[start]

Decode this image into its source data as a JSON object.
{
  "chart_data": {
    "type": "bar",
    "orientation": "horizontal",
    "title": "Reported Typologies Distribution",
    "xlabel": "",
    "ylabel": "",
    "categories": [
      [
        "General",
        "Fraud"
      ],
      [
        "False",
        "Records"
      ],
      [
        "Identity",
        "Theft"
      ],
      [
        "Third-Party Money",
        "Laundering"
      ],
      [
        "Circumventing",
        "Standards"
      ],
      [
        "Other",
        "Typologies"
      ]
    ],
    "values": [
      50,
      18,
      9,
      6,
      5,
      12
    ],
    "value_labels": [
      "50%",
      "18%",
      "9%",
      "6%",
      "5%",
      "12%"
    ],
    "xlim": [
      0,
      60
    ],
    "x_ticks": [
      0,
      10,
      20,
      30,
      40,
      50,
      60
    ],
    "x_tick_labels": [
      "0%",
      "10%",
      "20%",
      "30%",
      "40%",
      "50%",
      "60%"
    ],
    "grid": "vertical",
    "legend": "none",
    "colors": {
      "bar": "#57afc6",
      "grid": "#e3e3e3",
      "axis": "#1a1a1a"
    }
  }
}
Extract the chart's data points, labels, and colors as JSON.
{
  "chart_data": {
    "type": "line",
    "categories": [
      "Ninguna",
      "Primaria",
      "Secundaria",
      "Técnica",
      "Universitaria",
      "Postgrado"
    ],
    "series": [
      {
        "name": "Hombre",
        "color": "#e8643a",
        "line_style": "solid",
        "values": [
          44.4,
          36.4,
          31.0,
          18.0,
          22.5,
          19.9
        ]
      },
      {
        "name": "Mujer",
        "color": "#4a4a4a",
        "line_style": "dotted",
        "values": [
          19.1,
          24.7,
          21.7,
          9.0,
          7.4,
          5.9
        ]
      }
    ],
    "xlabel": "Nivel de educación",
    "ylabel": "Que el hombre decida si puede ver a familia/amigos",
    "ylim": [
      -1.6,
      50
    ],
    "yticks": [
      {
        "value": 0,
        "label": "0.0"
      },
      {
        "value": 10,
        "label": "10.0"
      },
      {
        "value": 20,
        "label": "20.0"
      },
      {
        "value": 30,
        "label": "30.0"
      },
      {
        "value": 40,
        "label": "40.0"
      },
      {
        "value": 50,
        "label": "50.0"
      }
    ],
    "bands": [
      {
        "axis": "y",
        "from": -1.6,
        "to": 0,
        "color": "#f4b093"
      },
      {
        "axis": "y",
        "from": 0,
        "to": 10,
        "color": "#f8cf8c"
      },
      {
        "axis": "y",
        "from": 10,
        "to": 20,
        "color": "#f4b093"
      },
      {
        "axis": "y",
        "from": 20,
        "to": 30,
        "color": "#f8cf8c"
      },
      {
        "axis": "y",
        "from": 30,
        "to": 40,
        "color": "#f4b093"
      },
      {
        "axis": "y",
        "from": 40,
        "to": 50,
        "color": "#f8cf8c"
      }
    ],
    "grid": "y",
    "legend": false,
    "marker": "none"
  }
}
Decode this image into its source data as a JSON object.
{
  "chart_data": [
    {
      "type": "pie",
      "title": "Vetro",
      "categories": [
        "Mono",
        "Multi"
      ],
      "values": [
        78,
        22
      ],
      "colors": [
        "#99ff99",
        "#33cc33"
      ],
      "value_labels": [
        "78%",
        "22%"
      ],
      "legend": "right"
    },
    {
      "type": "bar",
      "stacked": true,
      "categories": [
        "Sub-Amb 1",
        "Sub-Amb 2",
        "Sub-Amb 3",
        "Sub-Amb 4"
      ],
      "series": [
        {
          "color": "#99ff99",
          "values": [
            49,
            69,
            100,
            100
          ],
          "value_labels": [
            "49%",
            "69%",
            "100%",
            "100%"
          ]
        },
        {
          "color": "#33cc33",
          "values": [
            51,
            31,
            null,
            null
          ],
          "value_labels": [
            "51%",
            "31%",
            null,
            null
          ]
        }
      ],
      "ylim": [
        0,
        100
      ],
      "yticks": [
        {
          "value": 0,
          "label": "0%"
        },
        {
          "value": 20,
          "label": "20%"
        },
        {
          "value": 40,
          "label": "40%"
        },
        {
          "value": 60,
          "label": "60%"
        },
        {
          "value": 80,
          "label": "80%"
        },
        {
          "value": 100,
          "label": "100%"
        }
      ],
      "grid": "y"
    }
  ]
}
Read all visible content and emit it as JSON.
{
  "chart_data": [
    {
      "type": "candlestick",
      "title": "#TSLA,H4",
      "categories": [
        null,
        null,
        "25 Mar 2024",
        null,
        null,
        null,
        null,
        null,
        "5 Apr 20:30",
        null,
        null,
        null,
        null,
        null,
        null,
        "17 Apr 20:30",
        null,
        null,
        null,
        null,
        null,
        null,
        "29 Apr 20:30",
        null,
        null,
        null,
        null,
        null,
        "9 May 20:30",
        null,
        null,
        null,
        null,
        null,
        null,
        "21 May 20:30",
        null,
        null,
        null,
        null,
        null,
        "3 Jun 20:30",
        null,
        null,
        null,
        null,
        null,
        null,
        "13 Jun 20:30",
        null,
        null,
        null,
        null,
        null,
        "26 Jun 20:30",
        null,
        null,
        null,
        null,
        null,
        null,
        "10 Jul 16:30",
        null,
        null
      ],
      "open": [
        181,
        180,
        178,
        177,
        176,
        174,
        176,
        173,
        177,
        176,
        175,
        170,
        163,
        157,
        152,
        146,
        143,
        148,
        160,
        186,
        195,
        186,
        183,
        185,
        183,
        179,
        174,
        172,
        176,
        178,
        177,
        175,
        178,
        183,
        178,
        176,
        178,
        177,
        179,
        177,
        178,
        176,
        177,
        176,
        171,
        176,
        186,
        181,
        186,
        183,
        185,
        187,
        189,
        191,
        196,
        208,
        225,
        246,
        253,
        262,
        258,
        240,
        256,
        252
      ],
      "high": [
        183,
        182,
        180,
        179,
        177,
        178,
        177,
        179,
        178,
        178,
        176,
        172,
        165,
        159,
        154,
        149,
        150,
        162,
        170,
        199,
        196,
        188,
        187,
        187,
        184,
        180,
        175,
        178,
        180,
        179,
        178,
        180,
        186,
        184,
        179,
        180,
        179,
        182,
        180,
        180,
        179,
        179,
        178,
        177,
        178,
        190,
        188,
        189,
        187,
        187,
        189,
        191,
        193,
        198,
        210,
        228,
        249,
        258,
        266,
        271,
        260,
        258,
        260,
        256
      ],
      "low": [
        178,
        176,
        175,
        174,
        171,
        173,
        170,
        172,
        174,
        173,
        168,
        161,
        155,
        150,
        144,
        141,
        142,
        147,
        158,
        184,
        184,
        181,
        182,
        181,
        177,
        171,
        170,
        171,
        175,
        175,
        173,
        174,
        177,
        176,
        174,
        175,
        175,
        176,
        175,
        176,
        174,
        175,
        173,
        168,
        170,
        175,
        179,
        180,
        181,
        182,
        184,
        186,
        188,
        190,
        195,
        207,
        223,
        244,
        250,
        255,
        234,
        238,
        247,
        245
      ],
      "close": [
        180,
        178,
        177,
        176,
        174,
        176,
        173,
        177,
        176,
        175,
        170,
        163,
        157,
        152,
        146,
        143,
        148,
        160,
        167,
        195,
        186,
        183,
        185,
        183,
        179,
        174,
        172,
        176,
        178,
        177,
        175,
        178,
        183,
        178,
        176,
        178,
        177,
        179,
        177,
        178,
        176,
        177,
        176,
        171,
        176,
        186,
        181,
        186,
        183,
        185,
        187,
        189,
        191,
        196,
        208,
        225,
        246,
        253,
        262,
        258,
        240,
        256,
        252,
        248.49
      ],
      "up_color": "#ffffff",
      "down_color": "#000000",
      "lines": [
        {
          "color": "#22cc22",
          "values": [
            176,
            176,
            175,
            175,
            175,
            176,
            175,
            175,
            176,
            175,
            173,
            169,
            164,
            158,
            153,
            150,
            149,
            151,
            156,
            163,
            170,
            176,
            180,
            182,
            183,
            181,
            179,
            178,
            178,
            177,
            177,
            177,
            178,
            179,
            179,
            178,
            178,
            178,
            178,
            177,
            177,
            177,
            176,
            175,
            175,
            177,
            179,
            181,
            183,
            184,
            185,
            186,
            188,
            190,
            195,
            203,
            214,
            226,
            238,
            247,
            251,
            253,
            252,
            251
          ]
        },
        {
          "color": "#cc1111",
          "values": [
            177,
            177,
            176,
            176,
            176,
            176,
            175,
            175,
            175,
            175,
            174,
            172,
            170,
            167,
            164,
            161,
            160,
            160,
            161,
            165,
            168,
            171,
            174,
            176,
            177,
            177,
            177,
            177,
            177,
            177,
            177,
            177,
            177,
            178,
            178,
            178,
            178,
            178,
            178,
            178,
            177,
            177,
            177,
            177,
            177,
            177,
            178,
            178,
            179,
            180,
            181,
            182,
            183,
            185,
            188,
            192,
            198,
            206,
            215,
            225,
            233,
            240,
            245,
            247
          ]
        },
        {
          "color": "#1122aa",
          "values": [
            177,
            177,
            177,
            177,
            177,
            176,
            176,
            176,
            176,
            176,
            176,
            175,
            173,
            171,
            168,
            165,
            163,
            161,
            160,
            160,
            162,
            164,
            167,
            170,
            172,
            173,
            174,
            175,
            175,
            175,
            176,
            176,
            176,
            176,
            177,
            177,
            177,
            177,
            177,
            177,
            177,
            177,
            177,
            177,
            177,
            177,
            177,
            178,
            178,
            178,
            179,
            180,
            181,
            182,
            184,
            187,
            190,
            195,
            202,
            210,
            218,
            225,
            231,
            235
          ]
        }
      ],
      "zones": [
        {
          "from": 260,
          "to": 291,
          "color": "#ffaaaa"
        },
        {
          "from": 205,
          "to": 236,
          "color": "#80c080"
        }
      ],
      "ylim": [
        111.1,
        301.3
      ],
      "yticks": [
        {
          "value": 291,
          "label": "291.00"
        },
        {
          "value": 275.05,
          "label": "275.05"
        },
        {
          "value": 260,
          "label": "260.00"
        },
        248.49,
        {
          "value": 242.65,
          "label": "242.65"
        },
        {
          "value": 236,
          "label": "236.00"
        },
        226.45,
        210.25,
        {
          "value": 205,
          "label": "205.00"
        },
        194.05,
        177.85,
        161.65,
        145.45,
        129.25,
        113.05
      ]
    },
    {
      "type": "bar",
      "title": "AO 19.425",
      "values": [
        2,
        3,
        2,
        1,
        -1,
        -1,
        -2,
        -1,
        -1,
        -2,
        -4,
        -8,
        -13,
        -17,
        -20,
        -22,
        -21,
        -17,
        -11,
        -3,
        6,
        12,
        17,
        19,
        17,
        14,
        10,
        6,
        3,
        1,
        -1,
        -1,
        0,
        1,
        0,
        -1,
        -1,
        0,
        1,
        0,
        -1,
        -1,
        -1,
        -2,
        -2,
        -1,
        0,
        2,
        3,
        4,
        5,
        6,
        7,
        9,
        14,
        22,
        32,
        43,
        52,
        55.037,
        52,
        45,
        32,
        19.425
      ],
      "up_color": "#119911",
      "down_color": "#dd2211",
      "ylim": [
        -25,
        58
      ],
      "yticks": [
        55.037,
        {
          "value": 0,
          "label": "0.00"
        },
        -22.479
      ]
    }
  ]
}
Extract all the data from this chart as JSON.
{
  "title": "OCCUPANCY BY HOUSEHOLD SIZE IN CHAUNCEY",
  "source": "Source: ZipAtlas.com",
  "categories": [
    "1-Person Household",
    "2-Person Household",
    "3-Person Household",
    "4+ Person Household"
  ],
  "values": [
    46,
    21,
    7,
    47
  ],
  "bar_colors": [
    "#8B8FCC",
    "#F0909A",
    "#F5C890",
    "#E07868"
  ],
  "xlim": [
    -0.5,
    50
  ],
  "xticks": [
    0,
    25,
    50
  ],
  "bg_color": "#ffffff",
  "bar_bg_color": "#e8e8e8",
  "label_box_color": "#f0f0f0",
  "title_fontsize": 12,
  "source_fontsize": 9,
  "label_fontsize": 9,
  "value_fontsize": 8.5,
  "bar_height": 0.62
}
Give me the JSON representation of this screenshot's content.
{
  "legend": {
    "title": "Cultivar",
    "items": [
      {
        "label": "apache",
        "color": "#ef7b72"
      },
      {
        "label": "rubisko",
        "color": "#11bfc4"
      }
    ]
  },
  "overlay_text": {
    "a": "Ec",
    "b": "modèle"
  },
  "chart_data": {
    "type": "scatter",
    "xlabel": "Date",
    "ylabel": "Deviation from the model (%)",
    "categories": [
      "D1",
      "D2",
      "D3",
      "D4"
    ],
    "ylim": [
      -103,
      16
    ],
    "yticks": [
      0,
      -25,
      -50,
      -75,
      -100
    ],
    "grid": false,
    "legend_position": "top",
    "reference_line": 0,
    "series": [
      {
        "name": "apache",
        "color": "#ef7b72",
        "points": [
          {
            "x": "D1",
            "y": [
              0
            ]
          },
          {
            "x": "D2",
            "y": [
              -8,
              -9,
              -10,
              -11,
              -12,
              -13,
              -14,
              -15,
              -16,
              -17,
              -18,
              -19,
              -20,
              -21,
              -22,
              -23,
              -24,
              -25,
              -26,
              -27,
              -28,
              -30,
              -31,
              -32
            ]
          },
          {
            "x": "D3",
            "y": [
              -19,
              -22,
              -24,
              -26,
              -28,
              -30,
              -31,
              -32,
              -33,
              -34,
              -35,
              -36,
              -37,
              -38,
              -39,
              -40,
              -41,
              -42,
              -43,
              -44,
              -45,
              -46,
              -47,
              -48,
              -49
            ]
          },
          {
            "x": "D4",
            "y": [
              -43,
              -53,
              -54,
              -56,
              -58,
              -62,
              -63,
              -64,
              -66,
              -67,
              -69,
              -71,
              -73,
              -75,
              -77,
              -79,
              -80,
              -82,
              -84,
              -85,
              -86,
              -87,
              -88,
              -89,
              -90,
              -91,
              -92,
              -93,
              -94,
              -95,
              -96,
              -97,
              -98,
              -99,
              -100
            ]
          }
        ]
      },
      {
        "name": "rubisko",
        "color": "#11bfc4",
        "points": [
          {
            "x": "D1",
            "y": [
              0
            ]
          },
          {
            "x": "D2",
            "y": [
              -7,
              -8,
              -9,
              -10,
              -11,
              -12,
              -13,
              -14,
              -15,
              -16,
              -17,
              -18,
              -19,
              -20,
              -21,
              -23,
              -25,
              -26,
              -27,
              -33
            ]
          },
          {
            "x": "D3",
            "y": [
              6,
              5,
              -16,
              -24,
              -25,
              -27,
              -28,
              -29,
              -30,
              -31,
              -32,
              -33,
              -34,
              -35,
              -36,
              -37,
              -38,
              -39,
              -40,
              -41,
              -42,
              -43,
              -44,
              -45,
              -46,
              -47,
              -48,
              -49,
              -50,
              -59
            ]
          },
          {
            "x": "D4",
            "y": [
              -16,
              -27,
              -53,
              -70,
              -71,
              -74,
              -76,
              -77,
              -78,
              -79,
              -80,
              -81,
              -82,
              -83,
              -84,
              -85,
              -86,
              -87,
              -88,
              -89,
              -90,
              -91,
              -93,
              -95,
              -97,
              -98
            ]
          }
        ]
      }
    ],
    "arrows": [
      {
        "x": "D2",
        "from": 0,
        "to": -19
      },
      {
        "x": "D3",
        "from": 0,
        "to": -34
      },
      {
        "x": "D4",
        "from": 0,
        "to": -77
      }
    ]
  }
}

[end]

• Goal: Extract every line of the records above that contains the word "JSON".

• Result of this task:
Decode this image into its source data as a JSON object.
Extract the chart's data points, labels, and colors as JSON.
Decode this image into its source data as a JSON object.
Read all visible content and emit it as JSON.
Extract all the data from this chart as JSON.
Give me the JSON representation of this screenshot's content.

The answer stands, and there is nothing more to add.